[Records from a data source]
***

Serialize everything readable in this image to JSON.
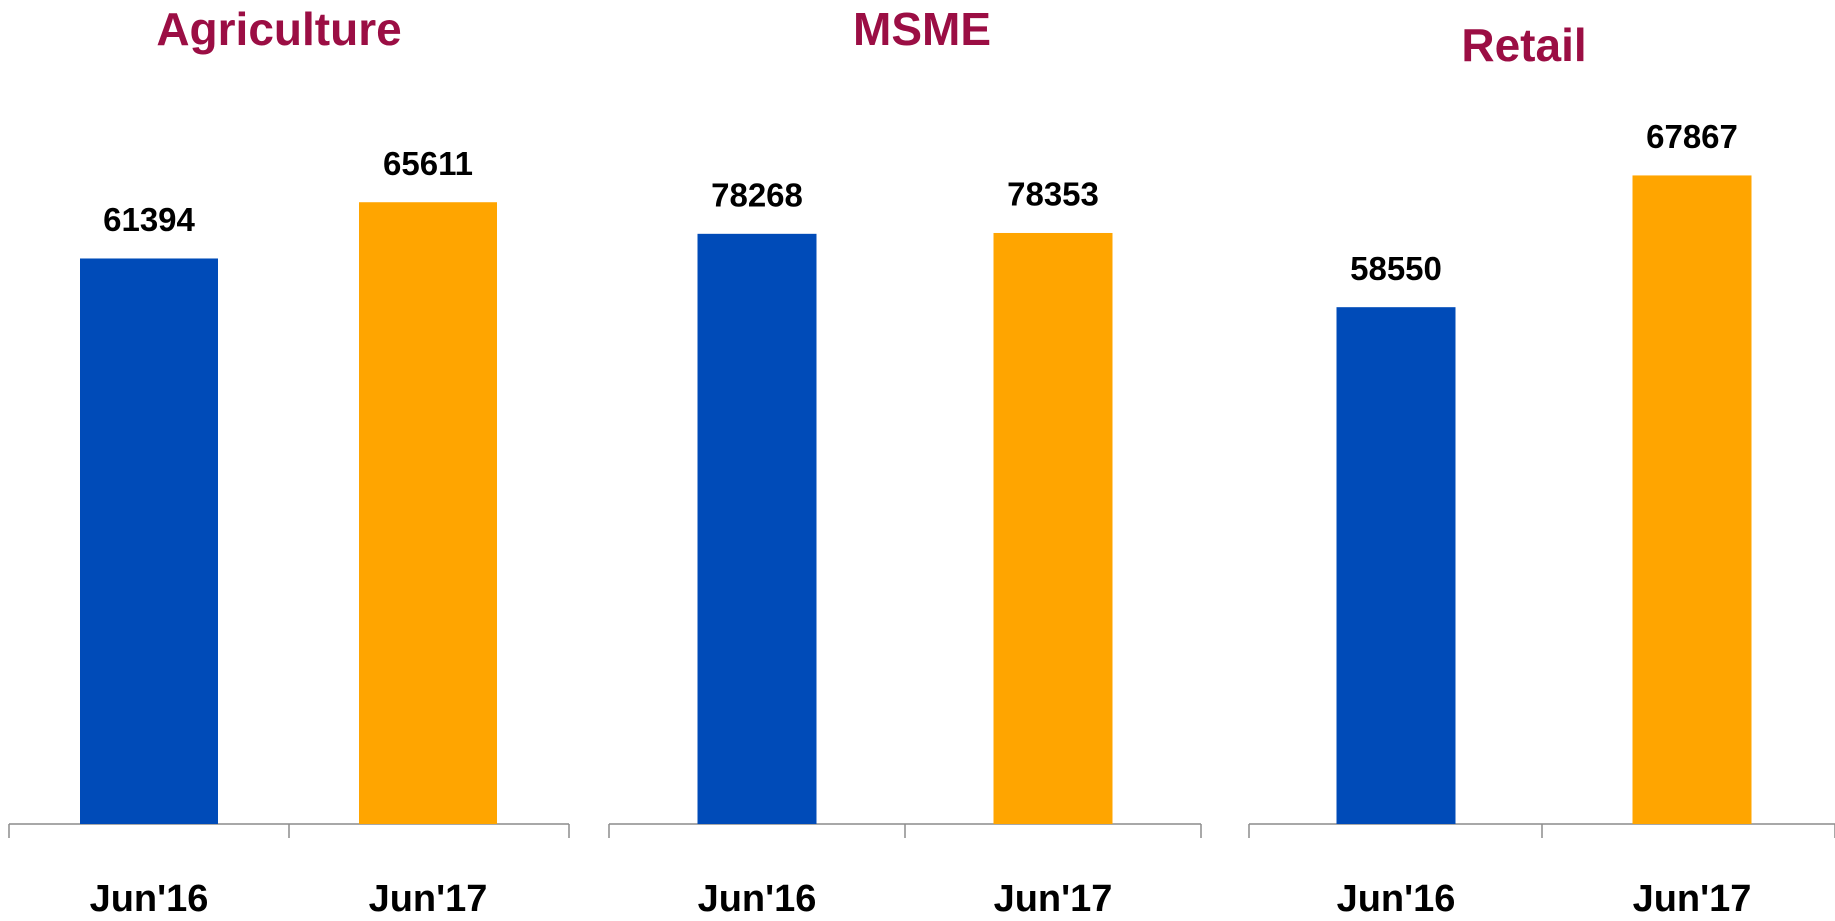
{
  "chart_data": [
    {
      "type": "bar",
      "title": "Agriculture",
      "categories": [
        "Jun'16",
        "Jun'17"
      ],
      "values": [
        61394,
        65611
      ],
      "colors": [
        "#004bb8",
        "#ffa500"
      ],
      "ylim": [
        19000,
        72000
      ]
    },
    {
      "type": "bar",
      "title": "MSME",
      "categories": [
        "Jun'16",
        "Jun'17"
      ],
      "values": [
        78268,
        78353
      ],
      "colors": [
        "#004bb8",
        "#ffa500"
      ],
      "ylim": [
        19000,
        90000
      ]
    },
    {
      "type": "bar",
      "title": "Retail",
      "categories": [
        "Jun'16",
        "Jun'17"
      ],
      "values": [
        58550,
        67867
      ],
      "colors": [
        "#004bb8",
        "#ffa500"
      ],
      "ylim": [
        22000,
        72000
      ]
    }
  ]
}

***

PROBLEM TO SOLVE: Copy the listing over exactly, skipping the pictures it holds.

RESPONSE TO THIS EXERCISE:
Serialize everything readable in this image to JSON.
{
  "chart_data": [
    {
      "type": "bar",
      "title": "Agriculture",
      "categories": [
        "Jun'16",
        "Jun'17"
      ],
      "values": [
        61394,
        65611
      ],
      "colors": [
        "#004bb8",
        "#ffa500"
      ],
      "ylim": [
        19000,
        72000
      ]
    },
    {
      "type": "bar",
      "title": "MSME",
      "categories": [
        "Jun'16",
        "Jun'17"
      ],
      "values": [
        78268,
        78353
      ],
      "colors": [
        "#004bb8",
        "#ffa500"
      ],
      "ylim": [
        19000,
        90000
      ]
    },
    {
      "type": "bar",
      "title": "Retail",
      "categories": [
        "Jun'16",
        "Jun'17"
      ],
      "values": [
        58550,
        67867
      ],
      "colors": [
        "#004bb8",
        "#ffa500"
      ],
      "ylim": [
        22000,
        72000
      ]
    }
  ]
}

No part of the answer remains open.